Source records
━━━
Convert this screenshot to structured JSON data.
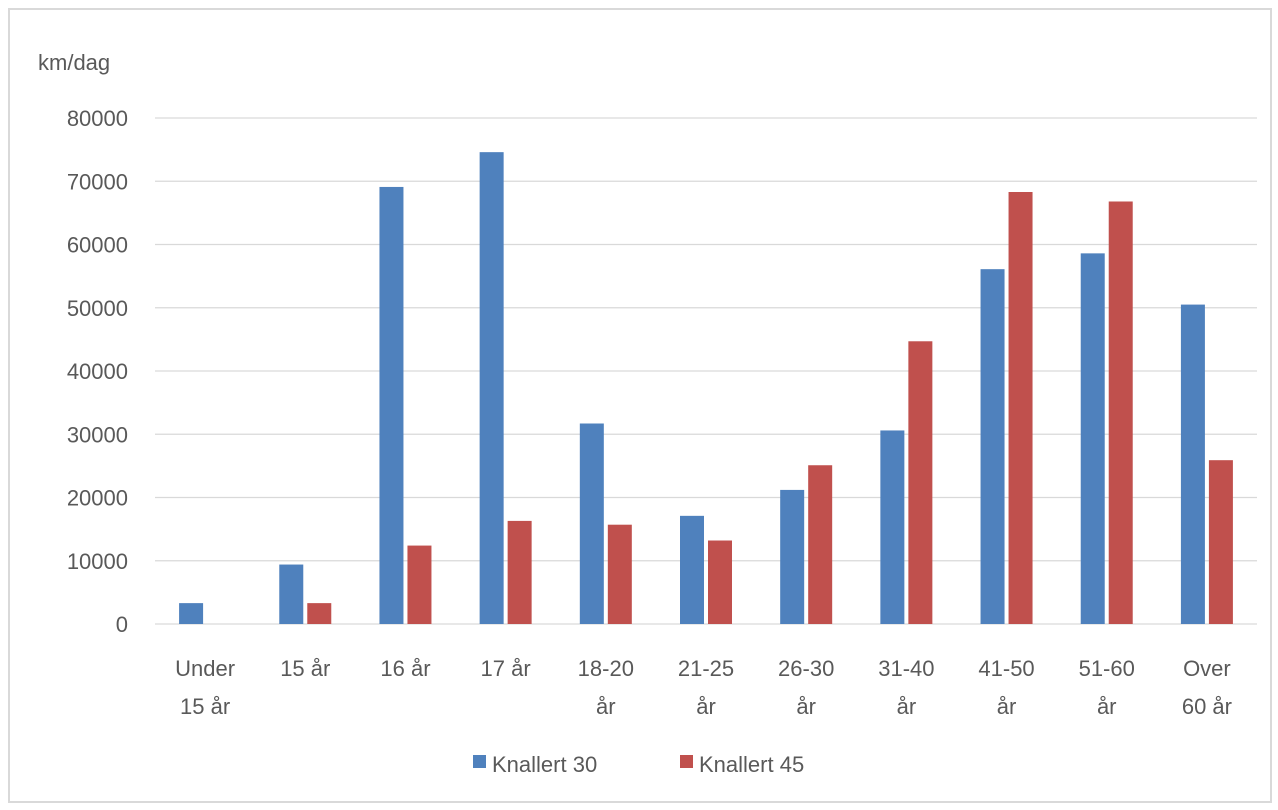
{
  "chart_data": {
    "type": "bar",
    "title": "",
    "ylabel": "km/dag",
    "xlabel": "",
    "ylim": [
      0,
      80000
    ],
    "yticks": [
      0,
      10000,
      20000,
      30000,
      40000,
      50000,
      60000,
      70000,
      80000
    ],
    "grid": true,
    "legend_position": "bottom",
    "categories": [
      [
        "Under",
        "15 år"
      ],
      [
        "15 år"
      ],
      [
        "16 år"
      ],
      [
        "17 år"
      ],
      [
        "18-20",
        "år"
      ],
      [
        "21-25",
        "år"
      ],
      [
        "26-30",
        "år"
      ],
      [
        "31-40",
        "år"
      ],
      [
        "41-50",
        "år"
      ],
      [
        "51-60",
        "år"
      ],
      [
        "Over",
        "60 år"
      ]
    ],
    "series": [
      {
        "name": "Knallert 30",
        "color": "#4f81bd",
        "values": [
          3300,
          9400,
          69100,
          74600,
          31700,
          17100,
          21200,
          30600,
          56100,
          58600,
          50500
        ]
      },
      {
        "name": "Knallert 45",
        "color": "#c0504d",
        "values": [
          0,
          3300,
          12400,
          16300,
          15700,
          13200,
          25100,
          44700,
          68300,
          66800,
          25900
        ]
      }
    ]
  }
}
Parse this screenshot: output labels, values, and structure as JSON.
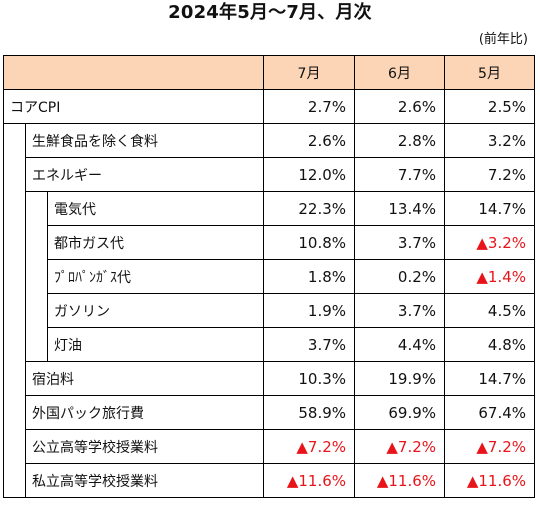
{
  "title": "2024年5月～7月、月次",
  "unit": "(前年比)",
  "columns": [
    "7月",
    "6月",
    "5月"
  ],
  "rows": [
    {
      "label": "コアCPI",
      "level": 0,
      "values": [
        "2.7%",
        "2.6%",
        "2.5%"
      ],
      "negative": [
        false,
        false,
        false
      ]
    },
    {
      "label": "生鮮食品を除く食料",
      "level": 1,
      "values": [
        "2.6%",
        "2.8%",
        "3.2%"
      ],
      "negative": [
        false,
        false,
        false
      ]
    },
    {
      "label": "エネルギー",
      "level": 1,
      "values": [
        "12.0%",
        "7.7%",
        "7.2%"
      ],
      "negative": [
        false,
        false,
        false
      ]
    },
    {
      "label": "電気代",
      "level": 2,
      "values": [
        "22.3%",
        "13.4%",
        "14.7%"
      ],
      "negative": [
        false,
        false,
        false
      ]
    },
    {
      "label": "都市ガス代",
      "level": 2,
      "values": [
        "10.8%",
        "3.7%",
        "▲3.2%"
      ],
      "negative": [
        false,
        false,
        true
      ]
    },
    {
      "label": "ﾌﾟﾛﾊﾟﾝｶﾞｽ代",
      "level": 2,
      "values": [
        "1.8%",
        "0.2%",
        "▲1.4%"
      ],
      "negative": [
        false,
        false,
        true
      ]
    },
    {
      "label": "ガソリン",
      "level": 2,
      "values": [
        "1.9%",
        "3.7%",
        "4.5%"
      ],
      "negative": [
        false,
        false,
        false
      ]
    },
    {
      "label": "灯油",
      "level": 2,
      "values": [
        "3.7%",
        "4.4%",
        "4.8%"
      ],
      "negative": [
        false,
        false,
        false
      ]
    },
    {
      "label": "宿泊料",
      "level": 1,
      "values": [
        "10.3%",
        "19.9%",
        "14.7%"
      ],
      "negative": [
        false,
        false,
        false
      ]
    },
    {
      "label": "外国パック旅行費",
      "level": 1,
      "values": [
        "58.9%",
        "69.9%",
        "67.4%"
      ],
      "negative": [
        false,
        false,
        false
      ]
    },
    {
      "label": "公立高等学校授業料",
      "level": 1,
      "values": [
        "▲7.2%",
        "▲7.2%",
        "▲7.2%"
      ],
      "negative": [
        true,
        true,
        true
      ]
    },
    {
      "label": "私立高等学校授業料",
      "level": 1,
      "values": [
        "▲11.6%",
        "▲11.6%",
        "▲11.6%"
      ],
      "negative": [
        true,
        true,
        true
      ]
    }
  ],
  "colors": {
    "header_bg": "#fbd5b5",
    "negative": "#e8141a",
    "border": "#000000"
  }
}
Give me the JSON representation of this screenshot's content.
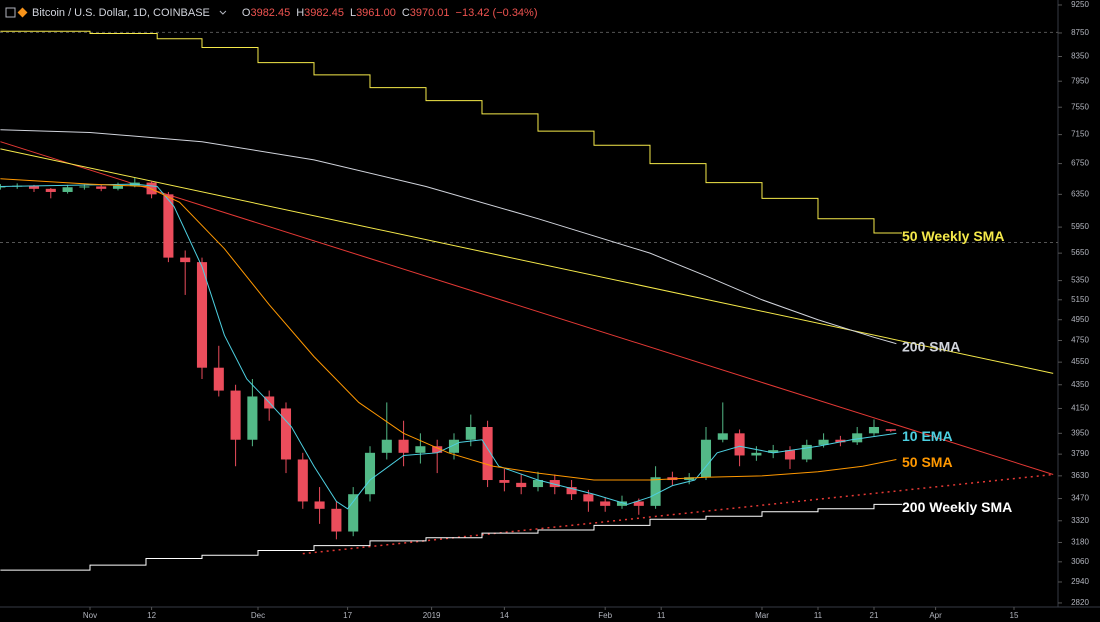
{
  "chart_data": {
    "type": "candlestick",
    "title": "Bitcoin / U.S. Dollar, 1D, COINBASE",
    "header": [
      {
        "key": "O",
        "value": "3982.45"
      },
      {
        "key": "H",
        "value": "3982.45"
      },
      {
        "key": "L",
        "value": "3961.00"
      },
      {
        "key": "C",
        "value": "3970.01"
      }
    ],
    "change": "−13.42 (−0.34%)",
    "log_scale": true,
    "grid": false,
    "up_color": "#53b987",
    "down_color": "#eb4d5c",
    "xlim": [
      -16.07,
      172.86
    ],
    "xticks": [
      {
        "value": 0,
        "label": "Nov"
      },
      {
        "value": 11,
        "label": "12"
      },
      {
        "value": 30,
        "label": "Dec"
      },
      {
        "value": 46,
        "label": "17"
      },
      {
        "value": 61,
        "label": "2019"
      },
      {
        "value": 74,
        "label": "14"
      },
      {
        "value": 92,
        "label": "Feb"
      },
      {
        "value": 102,
        "label": "11"
      },
      {
        "value": 120,
        "label": "Mar"
      },
      {
        "value": 130,
        "label": "11"
      },
      {
        "value": 140,
        "label": "21"
      },
      {
        "value": 151,
        "label": "Apr"
      },
      {
        "value": 165,
        "label": "15"
      }
    ],
    "ylim": [
      2803,
      9342
    ],
    "yticks": [
      9250,
      8750,
      8350,
      7950,
      7550,
      7150,
      6750,
      6350,
      5950,
      5650,
      5350,
      5150,
      4950,
      4750,
      4550,
      4350,
      4150,
      3950,
      3790,
      3630,
      3470,
      3320,
      3180,
      3060,
      2940,
      2820
    ],
    "x": [
      -16,
      -13,
      -10,
      -7,
      -4,
      -1,
      2,
      5,
      8,
      11,
      14,
      17,
      20,
      23,
      26,
      29,
      32,
      35,
      38,
      41,
      44,
      47,
      50,
      53,
      56,
      59,
      62,
      65,
      68,
      71,
      74,
      77,
      80,
      83,
      86,
      89,
      92,
      95,
      98,
      101,
      104,
      107,
      110,
      113,
      116,
      119,
      122,
      125,
      128,
      131,
      134,
      137,
      140,
      143
    ],
    "open": [
      6440,
      6450,
      6460,
      6420,
      6380,
      6440,
      6450,
      6420,
      6460,
      6500,
      6350,
      5600,
      5550,
      4500,
      4300,
      3900,
      4250,
      4150,
      3750,
      3450,
      3400,
      3250,
      3500,
      3800,
      3900,
      3800,
      3850,
      3800,
      3900,
      4000,
      3600,
      3580,
      3550,
      3600,
      3550,
      3500,
      3450,
      3420,
      3450,
      3420,
      3620,
      3600,
      3620,
      3900,
      3950,
      3780,
      3800,
      3820,
      3750,
      3860,
      3900,
      3880,
      3950,
      3982.45
    ],
    "high": [
      6480,
      6490,
      6470,
      6430,
      6470,
      6480,
      6470,
      6500,
      6560,
      6520,
      6380,
      5680,
      5600,
      4700,
      4350,
      4400,
      4300,
      4200,
      3800,
      3550,
      3450,
      3550,
      3850,
      4200,
      4050,
      3950,
      3900,
      3950,
      4100,
      4050,
      3680,
      3640,
      3660,
      3640,
      3600,
      3530,
      3480,
      3490,
      3470,
      3700,
      3660,
      3650,
      4000,
      4200,
      3980,
      3850,
      3860,
      3850,
      3900,
      3950,
      3930,
      4000,
      4060,
      3982.45
    ],
    "low": [
      6410,
      6420,
      6380,
      6300,
      6360,
      6410,
      6390,
      6400,
      6440,
      6300,
      5550,
      5200,
      4400,
      4250,
      3700,
      3850,
      4050,
      3650,
      3400,
      3300,
      3200,
      3220,
      3450,
      3750,
      3700,
      3720,
      3650,
      3750,
      3850,
      3550,
      3520,
      3500,
      3520,
      3500,
      3460,
      3380,
      3380,
      3400,
      3360,
      3400,
      3560,
      3570,
      3600,
      3880,
      3700,
      3740,
      3760,
      3680,
      3730,
      3840,
      3850,
      3860,
      3930,
      3961.0
    ],
    "close": [
      6450,
      6460,
      6420,
      6380,
      6440,
      6450,
      6420,
      6460,
      6500,
      6350,
      5600,
      5550,
      4500,
      4300,
      3900,
      4250,
      4150,
      3750,
      3450,
      3400,
      3250,
      3500,
      3800,
      3900,
      3800,
      3850,
      3800,
      3900,
      4000,
      3600,
      3580,
      3550,
      3600,
      3550,
      3500,
      3450,
      3420,
      3450,
      3420,
      3620,
      3600,
      3620,
      3900,
      3950,
      3780,
      3800,
      3820,
      3750,
      3860,
      3900,
      3880,
      3950,
      4000,
      3970.01
    ],
    "hlines": [
      8760,
      5770
    ],
    "series": [
      {
        "name": "50 Weekly SMA",
        "color": "#f5e94a",
        "step": true,
        "x": [
          -16,
          0,
          12,
          20,
          30,
          40,
          50,
          60,
          70,
          80,
          90,
          100,
          110,
          120,
          130,
          140,
          145
        ],
        "values": [
          8780,
          8740,
          8650,
          8500,
          8250,
          8050,
          7850,
          7650,
          7450,
          7200,
          7000,
          6750,
          6500,
          6300,
          6050,
          5880,
          5880
        ]
      },
      {
        "name": "200 SMA",
        "color": "#d1d4dc",
        "step": false,
        "x": [
          -16,
          0,
          20,
          40,
          60,
          80,
          100,
          110,
          120,
          130,
          140,
          144
        ],
        "values": [
          7220,
          7180,
          7050,
          6800,
          6450,
          6050,
          5650,
          5400,
          5150,
          4950,
          4780,
          4720
        ]
      },
      {
        "name": "10 EMA",
        "color": "#4dd0e1",
        "step": false,
        "x": [
          -16,
          8,
          12,
          15,
          20,
          24,
          28,
          32,
          36,
          40,
          44,
          46,
          50,
          56,
          62,
          66,
          70,
          73,
          80,
          90,
          96,
          100,
          104,
          108,
          112,
          116,
          122,
          130,
          136,
          144
        ],
        "values": [
          6450,
          6480,
          6450,
          6200,
          5500,
          4800,
          4400,
          4200,
          4000,
          3700,
          3450,
          3400,
          3600,
          3780,
          3800,
          3880,
          3900,
          3700,
          3600,
          3500,
          3430,
          3480,
          3560,
          3600,
          3800,
          3850,
          3800,
          3850,
          3900,
          3950
        ]
      },
      {
        "name": "50 SMA",
        "color": "#ff9800",
        "step": false,
        "x": [
          -16,
          0,
          10,
          16,
          24,
          32,
          40,
          48,
          56,
          64,
          72,
          80,
          90,
          100,
          110,
          120,
          130,
          138,
          144
        ],
        "values": [
          6550,
          6480,
          6450,
          6250,
          5700,
          5100,
          4600,
          4200,
          3950,
          3800,
          3700,
          3650,
          3600,
          3600,
          3620,
          3630,
          3660,
          3700,
          3750
        ]
      },
      {
        "name": "200 Weekly SMA",
        "color": "#ffffff",
        "step": true,
        "x": [
          -16,
          0,
          10,
          20,
          30,
          40,
          50,
          60,
          70,
          80,
          90,
          100,
          110,
          120,
          130,
          140,
          145
        ],
        "values": [
          3010,
          3040,
          3080,
          3100,
          3130,
          3160,
          3190,
          3210,
          3240,
          3260,
          3290,
          3330,
          3350,
          3380,
          3400,
          3430,
          3430
        ]
      }
    ],
    "trendlines": [
      {
        "color": "#e53935",
        "dashed": false,
        "x": [
          -16,
          172
        ],
        "values": [
          7050,
          3640
        ]
      },
      {
        "color": "#f5e94a",
        "dashed": false,
        "x": [
          -16,
          172
        ],
        "values": [
          6950,
          4450
        ]
      },
      {
        "color": "#e53935",
        "dashed": true,
        "x": [
          38,
          172
        ],
        "values": [
          3110,
          3640
        ]
      }
    ]
  }
}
━━━
TASK DESCRIPTION:
Every line holding "title" should be copied out.

RESULT OF THIS EXERCISE:
    "title": "",
  "title": "2024年5月～7月、月次",
    "title": "Bitcoin / U.S. Dollar, 1D, COINBASE",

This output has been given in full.